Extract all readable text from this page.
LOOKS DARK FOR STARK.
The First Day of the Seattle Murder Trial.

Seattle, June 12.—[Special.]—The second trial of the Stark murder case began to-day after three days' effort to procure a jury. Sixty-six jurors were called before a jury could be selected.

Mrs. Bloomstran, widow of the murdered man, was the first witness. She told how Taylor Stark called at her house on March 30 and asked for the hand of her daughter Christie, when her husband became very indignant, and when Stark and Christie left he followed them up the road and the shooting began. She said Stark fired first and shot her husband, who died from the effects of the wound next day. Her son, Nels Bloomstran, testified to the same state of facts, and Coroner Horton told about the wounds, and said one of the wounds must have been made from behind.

------------------------------------------------------------------------

### EXERCISE BRIEF:
Write out the records shown above, exactly as they appear.

### REPLY:
Extract all readable text from this page.
LOOKS DARK FOR STARK.
The First Day of the Seattle Murder Trial.

Seattle, June 12.—[Special.]—The second trial of the Stark murder case began to-day after three days' effort to procure a jury. Sixty-six jurors were called before a jury could be selected.

Mrs. Bloomstran, widow of the murdered man, was the first witness. She told how Taylor Stark called at her house on March 30 and asked for the hand of her daughter Christie, when her husband became very indignant, and when Stark and Christie left he followed them up the road and the shooting began. She said Stark fired first and shot her husband, who died from the effects of the wound next day. Her son, Nels Bloomstran, testified to the same state of facts, and Coroner Horton told about the wounds, and said one of the wounds must have been made from behind.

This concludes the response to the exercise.